◆ **Exercise details**: Write every record out again exactly, and keep images out of it.

◆ **Dataset records**:
-- begin --
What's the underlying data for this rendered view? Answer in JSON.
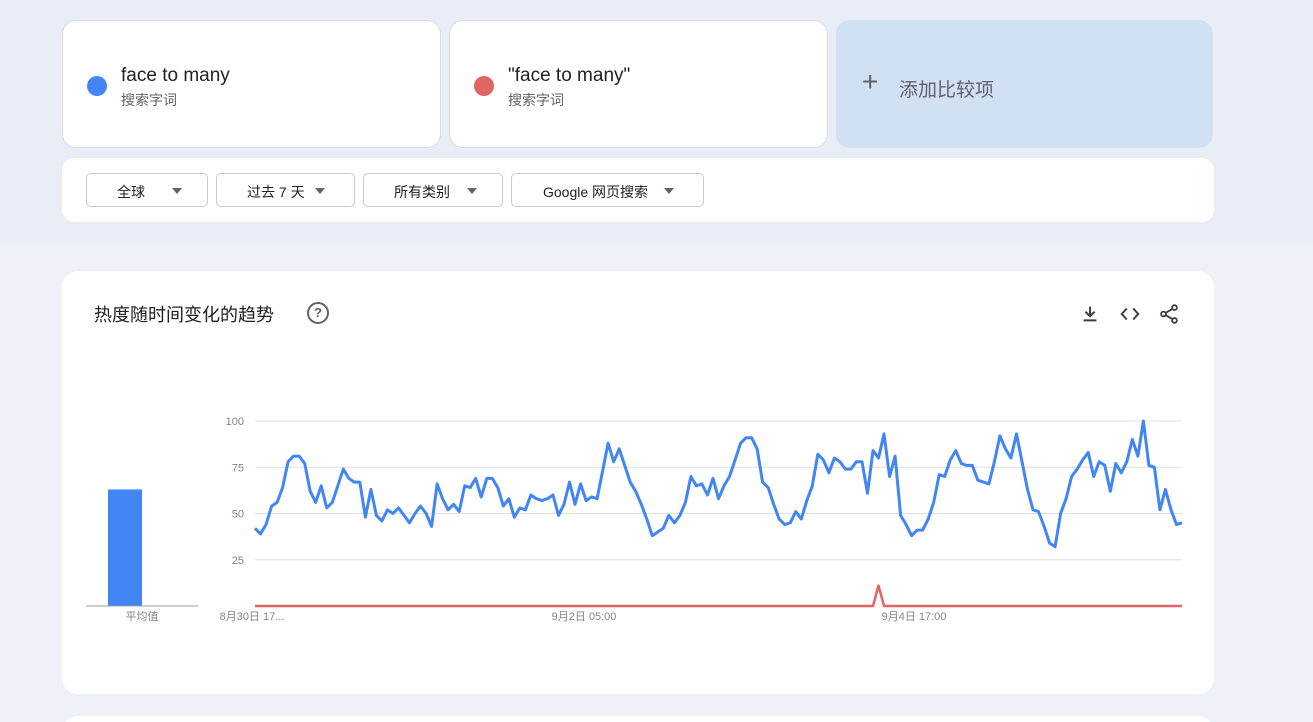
{
  "terms": [
    {
      "label": "face to many",
      "type": "搜索字词",
      "color": "#4285f4"
    },
    {
      "label": "\"face to many\"",
      "type": "搜索字词",
      "color": "#e06666"
    }
  ],
  "add_compare": {
    "label": "添加比较项",
    "icon": "plus-icon"
  },
  "filters": {
    "region": "全球",
    "time": "过去 7 天",
    "category": "所有类别",
    "property": "Google 网页搜索"
  },
  "chart_card": {
    "title": "热度随时间变化的趋势",
    "help_icon": "?",
    "actions": [
      "download-icon",
      "embed-code-icon",
      "share-icon"
    ]
  },
  "chart_data": {
    "type": "line",
    "x_ticks": [
      "8月30日 17...",
      "9月2日 05:00",
      "9月4日 17:00"
    ],
    "ylim": [
      0,
      100
    ],
    "y_ticks": [
      25,
      50,
      75,
      100
    ],
    "grid": true,
    "series": [
      {
        "name": "face to many",
        "color": "#4285f4",
        "values": [
          42,
          39,
          44,
          54,
          56,
          64,
          78,
          81,
          81,
          77,
          62,
          56,
          65,
          53,
          56,
          65,
          74,
          69,
          67,
          67,
          48,
          63,
          49,
          46,
          52,
          50,
          53,
          49,
          45,
          50,
          54,
          50,
          43,
          66,
          58,
          52,
          55,
          51,
          65,
          64,
          69,
          59,
          69,
          69,
          64,
          54,
          58,
          48,
          53,
          52,
          60,
          58,
          57,
          58,
          60,
          49,
          55,
          67,
          55,
          66,
          57,
          59,
          58,
          73,
          88,
          78,
          85,
          76,
          67,
          62,
          55,
          47,
          38,
          40,
          42,
          49,
          45,
          49,
          56,
          70,
          65,
          66,
          60,
          69,
          58,
          65,
          70,
          79,
          88,
          91,
          91,
          85,
          67,
          64,
          55,
          47,
          44,
          45,
          51,
          47,
          57,
          65,
          82,
          79,
          72,
          80,
          78,
          74,
          74,
          78,
          78,
          61,
          84,
          80,
          93,
          70,
          81,
          49,
          44,
          38,
          41,
          41,
          47,
          56,
          71,
          70,
          79,
          84,
          77,
          76,
          76,
          68,
          67,
          66,
          78,
          92,
          85,
          80,
          93,
          78,
          63,
          52,
          51,
          43,
          34,
          32,
          50,
          58,
          70,
          74,
          79,
          83,
          70,
          78,
          76,
          62,
          77,
          72,
          78,
          90,
          81,
          100,
          76,
          75,
          52,
          63,
          52,
          44,
          45
        ],
        "average": 63
      },
      {
        "name": "\"face to many\"",
        "color": "#e06666",
        "values": [
          0,
          0,
          0,
          0,
          0,
          0,
          0,
          0,
          0,
          0,
          0,
          0,
          0,
          0,
          0,
          0,
          0,
          0,
          0,
          0,
          0,
          0,
          0,
          0,
          0,
          0,
          0,
          0,
          0,
          0,
          0,
          0,
          0,
          0,
          0,
          0,
          0,
          0,
          0,
          0,
          0,
          0,
          0,
          0,
          0,
          0,
          0,
          0,
          0,
          0,
          0,
          0,
          0,
          0,
          0,
          0,
          0,
          0,
          0,
          0,
          0,
          0,
          0,
          0,
          0,
          0,
          0,
          0,
          0,
          0,
          0,
          0,
          0,
          0,
          0,
          0,
          0,
          0,
          0,
          0,
          0,
          0,
          0,
          0,
          0,
          0,
          0,
          0,
          0,
          0,
          0,
          0,
          0,
          0,
          0,
          0,
          0,
          0,
          0,
          0,
          0,
          0,
          0,
          0,
          0,
          0,
          0,
          0,
          0,
          0,
          0,
          0,
          0,
          11,
          0,
          0,
          0,
          0,
          0,
          0,
          0,
          0,
          0,
          0,
          0,
          0,
          0,
          0,
          0,
          0,
          0,
          0,
          0,
          0,
          0,
          0,
          0,
          0,
          0,
          0,
          0,
          0,
          0,
          0,
          0,
          0,
          0,
          0,
          0,
          0,
          0,
          0,
          0,
          0,
          0,
          0,
          0,
          0,
          0,
          0,
          0,
          0,
          0,
          0,
          0,
          0,
          0,
          0,
          0
        ],
        "average": 0
      }
    ],
    "average_label": "平均值"
  }
}
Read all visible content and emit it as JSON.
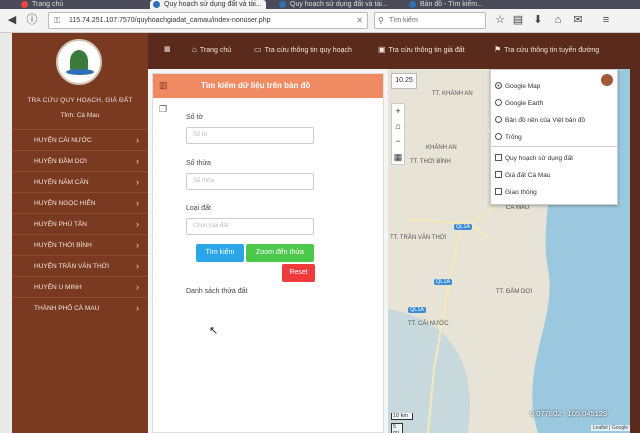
{
  "browser": {
    "tabs": [
      {
        "label": "Trang chủ"
      },
      {
        "label": "Quy hoạch sử dụng đất và tài..."
      },
      {
        "label": "Quy hoạch sử dụng đất và tài..."
      },
      {
        "label": "Bản đồ - Tìm kiếm..."
      }
    ],
    "url": "115.74.251.107:7570/quyhoachgiadat_camau/index-nonuser.php",
    "search_placeholder": "Tìm kiếm"
  },
  "site": {
    "title": "TRA CỨU QUY HOẠCH, GIÁ ĐẤT",
    "subtitle": "Tỉnh: Cà Mau"
  },
  "topnav": [
    {
      "label": "Trang chủ"
    },
    {
      "label": "Tra cứu thông tin quy hoạch"
    },
    {
      "label": "Tra cứu thông tin giá đất"
    },
    {
      "label": "Tra cứu thông tin tuyến đường"
    }
  ],
  "sidebar": {
    "items": [
      {
        "label": "HUYỆN CÁI NƯỚC"
      },
      {
        "label": "HUYỆN ĐẦM DƠI"
      },
      {
        "label": "HUYỆN NĂM CĂN"
      },
      {
        "label": "HUYỆN NGỌC HIỂN"
      },
      {
        "label": "HUYỆN PHÚ TÂN"
      },
      {
        "label": "HUYỆN THỚI BÌNH"
      },
      {
        "label": "HUYỆN TRẦN VĂN THỜI"
      },
      {
        "label": "HUYỆN U MINH"
      },
      {
        "label": "THÀNH PHỐ CÀ MAU"
      }
    ]
  },
  "panel": {
    "title": "Tìm kiếm dữ liệu trên bản đồ",
    "fields": [
      {
        "label": "Số tờ",
        "placeholder": "Số tờ"
      },
      {
        "label": "Số thửa",
        "placeholder": "Số thửa"
      },
      {
        "label": "Loại đất",
        "placeholder": "Chọn loại đất"
      }
    ],
    "search_label": "Tìm kiếm",
    "zoom_label": "Zoom đến thửa",
    "reset_label": "Reset",
    "list_title": "Danh sách thửa đất"
  },
  "map": {
    "zoom": "10.25",
    "basemaps": [
      {
        "label": "Google Map",
        "selected": true
      },
      {
        "label": "Google Earth",
        "selected": false
      },
      {
        "label": "Bản đồ nền của Việt bản đồ",
        "selected": false
      },
      {
        "label": "Trống",
        "selected": false
      }
    ],
    "overlays": [
      {
        "label": "Quy hoạch sử dụng đất"
      },
      {
        "label": "Giá đất Cà Mau"
      },
      {
        "label": "Giao thông"
      }
    ],
    "labels": {
      "tt_khanh_an": "TT. KHÁNH AN",
      "khanh_an": "KHÁNH AN",
      "tt_thoi_binh": "TT. THỚI BÌNH",
      "tt_tran_van_thoi": "TT. TRẦN VĂN THỜI",
      "tt_dam_doi": "TT. ĐẦM DƠI",
      "tt_cai_nuoc": "TT. CÁI NƯỚC",
      "ca_mau": "CÀ MAU",
      "ql1a_1": "QL1A",
      "ql1a_2": "QL1A",
      "ql1a_3": "QL1A"
    },
    "coords": "9.077802 : 105.045129",
    "scale_top": "10 km",
    "scale_bottom": "5 mi",
    "attribution": "Leaflet | Google"
  },
  "colors": {
    "header": "#5a2a1c",
    "sidebar": "#7a3a22",
    "panel_head": "#ef8a62",
    "btn_search": "#2aa6e8",
    "btn_zoom": "#4cc84c",
    "btn_reset": "#ef3b3b",
    "sea": "#9cc8df"
  }
}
-- end --
◆ **The response**:
What's the underlying data for this rendered view? Answer in JSON.
{
  "terms": [
    {
      "label": "face to many",
      "type": "搜索字词",
      "color": "#4285f4"
    },
    {
      "label": "\"face to many\"",
      "type": "搜索字词",
      "color": "#e06666"
    }
  ],
  "add_compare": {
    "label": "添加比较项",
    "icon": "plus-icon"
  },
  "filters": {
    "region": "全球",
    "time": "过去 7 天",
    "category": "所有类别",
    "property": "Google 网页搜索"
  },
  "chart_card": {
    "title": "热度随时间变化的趋势",
    "help_icon": "?",
    "actions": [
      "download-icon",
      "embed-code-icon",
      "share-icon"
    ]
  },
  "chart_data": {
    "type": "line",
    "x_ticks": [
      "8月30日 17...",
      "9月2日 05:00",
      "9月4日 17:00"
    ],
    "ylim": [
      0,
      100
    ],
    "y_ticks": [
      25,
      50,
      75,
      100
    ],
    "grid": true,
    "series": [
      {
        "name": "face to many",
        "color": "#4285f4",
        "values": [
          42,
          39,
          44,
          54,
          56,
          64,
          78,
          81,
          81,
          77,
          62,
          56,
          65,
          53,
          56,
          65,
          74,
          69,
          67,
          67,
          48,
          63,
          49,
          46,
          52,
          50,
          53,
          49,
          45,
          50,
          54,
          50,
          43,
          66,
          58,
          52,
          55,
          51,
          65,
          64,
          69,
          59,
          69,
          69,
          64,
          54,
          58,
          48,
          53,
          52,
          60,
          58,
          57,
          58,
          60,
          49,
          55,
          67,
          55,
          66,
          57,
          59,
          58,
          73,
          88,
          78,
          85,
          76,
          67,
          62,
          55,
          47,
          38,
          40,
          42,
          49,
          45,
          49,
          56,
          70,
          65,
          66,
          60,
          69,
          58,
          65,
          70,
          79,
          88,
          91,
          91,
          85,
          67,
          64,
          55,
          47,
          44,
          45,
          51,
          47,
          57,
          65,
          82,
          79,
          72,
          80,
          78,
          74,
          74,
          78,
          78,
          61,
          84,
          80,
          93,
          70,
          81,
          49,
          44,
          38,
          41,
          41,
          47,
          56,
          71,
          70,
          79,
          84,
          77,
          76,
          76,
          68,
          67,
          66,
          78,
          92,
          85,
          80,
          93,
          78,
          63,
          52,
          51,
          43,
          34,
          32,
          50,
          58,
          70,
          74,
          79,
          83,
          70,
          78,
          76,
          62,
          77,
          72,
          78,
          90,
          81,
          100,
          76,
          75,
          52,
          63,
          52,
          44,
          45
        ],
        "average": 63
      },
      {
        "name": "\"face to many\"",
        "color": "#e06666",
        "values": [
          0,
          0,
          0,
          0,
          0,
          0,
          0,
          0,
          0,
          0,
          0,
          0,
          0,
          0,
          0,
          0,
          0,
          0,
          0,
          0,
          0,
          0,
          0,
          0,
          0,
          0,
          0,
          0,
          0,
          0,
          0,
          0,
          0,
          0,
          0,
          0,
          0,
          0,
          0,
          0,
          0,
          0,
          0,
          0,
          0,
          0,
          0,
          0,
          0,
          0,
          0,
          0,
          0,
          0,
          0,
          0,
          0,
          0,
          0,
          0,
          0,
          0,
          0,
          0,
          0,
          0,
          0,
          0,
          0,
          0,
          0,
          0,
          0,
          0,
          0,
          0,
          0,
          0,
          0,
          0,
          0,
          0,
          0,
          0,
          0,
          0,
          0,
          0,
          0,
          0,
          0,
          0,
          0,
          0,
          0,
          0,
          0,
          0,
          0,
          0,
          0,
          0,
          0,
          0,
          0,
          0,
          0,
          0,
          0,
          0,
          0,
          0,
          0,
          11,
          0,
          0,
          0,
          0,
          0,
          0,
          0,
          0,
          0,
          0,
          0,
          0,
          0,
          0,
          0,
          0,
          0,
          0,
          0,
          0,
          0,
          0,
          0,
          0,
          0,
          0,
          0,
          0,
          0,
          0,
          0,
          0,
          0,
          0,
          0,
          0,
          0,
          0,
          0,
          0,
          0,
          0,
          0,
          0,
          0,
          0,
          0,
          0,
          0,
          0,
          0,
          0,
          0,
          0,
          0
        ],
        "average": 0
      }
    ],
    "average_label": "平均值"
  }
}
Read all visible content and emit it as JSON.
{
  "browser": {
    "tabs": [
      {
        "label": "Trang chủ"
      },
      {
        "label": "Quy hoạch sử dụng đất và tài..."
      },
      {
        "label": "Quy hoạch sử dụng đất và tài..."
      },
      {
        "label": "Bản đồ - Tìm kiếm..."
      }
    ],
    "url": "115.74.251.107:7570/quyhoachgiadat_camau/index-nonuser.php",
    "search_placeholder": "Tìm kiếm"
  },
  "site": {
    "title": "TRA CỨU QUY HOẠCH, GIÁ ĐẤT",
    "subtitle": "Tỉnh: Cà Mau"
  },
  "topnav": [
    {
      "label": "Trang chủ"
    },
    {
      "label": "Tra cứu thông tin quy hoạch"
    },
    {
      "label": "Tra cứu thông tin giá đất"
    },
    {
      "label": "Tra cứu thông tin tuyến đường"
    }
  ],
  "sidebar": {
    "items": [
      {
        "label": "HUYỆN CÁI NƯỚC"
      },
      {
        "label": "HUYỆN ĐẦM DƠI"
      },
      {
        "label": "HUYỆN NĂM CĂN"
      },
      {
        "label": "HUYỆN NGỌC HIỂN"
      },
      {
        "label": "HUYỆN PHÚ TÂN"
      },
      {
        "label": "HUYỆN THỚI BÌNH"
      },
      {
        "label": "HUYỆN TRẦN VĂN THỜI"
      },
      {
        "label": "HUYỆN U MINH"
      },
      {
        "label": "THÀNH PHỐ CÀ MAU"
      }
    ]
  },
  "panel": {
    "title": "Tìm kiếm dữ liệu trên bản đồ",
    "fields": [
      {
        "label": "Số tờ",
        "placeholder": "Số tờ"
      },
      {
        "label": "Số thửa",
        "placeholder": "Số thửa"
      },
      {
        "label": "Loại đất",
        "placeholder": "Chọn loại đất"
      }
    ],
    "search_label": "Tìm kiếm",
    "zoom_label": "Zoom đến thửa",
    "reset_label": "Reset",
    "list_title": "Danh sách thửa đất"
  },
  "map": {
    "zoom": "10.25",
    "basemaps": [
      {
        "label": "Google Map",
        "selected": true
      },
      {
        "label": "Google Earth",
        "selected": false
      },
      {
        "label": "Bản đồ nền của Việt bản đồ",
        "selected": false
      },
      {
        "label": "Trống",
        "selected": false
      }
    ],
    "overlays": [
      {
        "label": "Quy hoạch sử dụng đất"
      },
      {
        "label": "Giá đất Cà Mau"
      },
      {
        "label": "Giao thông"
      }
    ],
    "labels": {
      "tt_khanh_an": "TT. KHÁNH AN",
      "khanh_an": "KHÁNH AN",
      "tt_thoi_binh": "TT. THỚI BÌNH",
      "tt_tran_van_thoi": "TT. TRẦN VĂN THỜI",
      "tt_dam_doi": "TT. ĐẦM DƠI",
      "tt_cai_nuoc": "TT. CÁI NƯỚC",
      "ca_mau": "CÀ MAU",
      "ql1a_1": "QL1A",
      "ql1a_2": "QL1A",
      "ql1a_3": "QL1A"
    },
    "coords": "9.077802 : 105.045129",
    "scale_top": "10 km",
    "scale_bottom": "5 mi",
    "attribution": "Leaflet | Google"
  },
  "colors": {
    "header": "#5a2a1c",
    "sidebar": "#7a3a22",
    "panel_head": "#ef8a62",
    "btn_search": "#2aa6e8",
    "btn_zoom": "#4cc84c",
    "btn_reset": "#ef3b3b",
    "sea": "#9cc8df"
  }
}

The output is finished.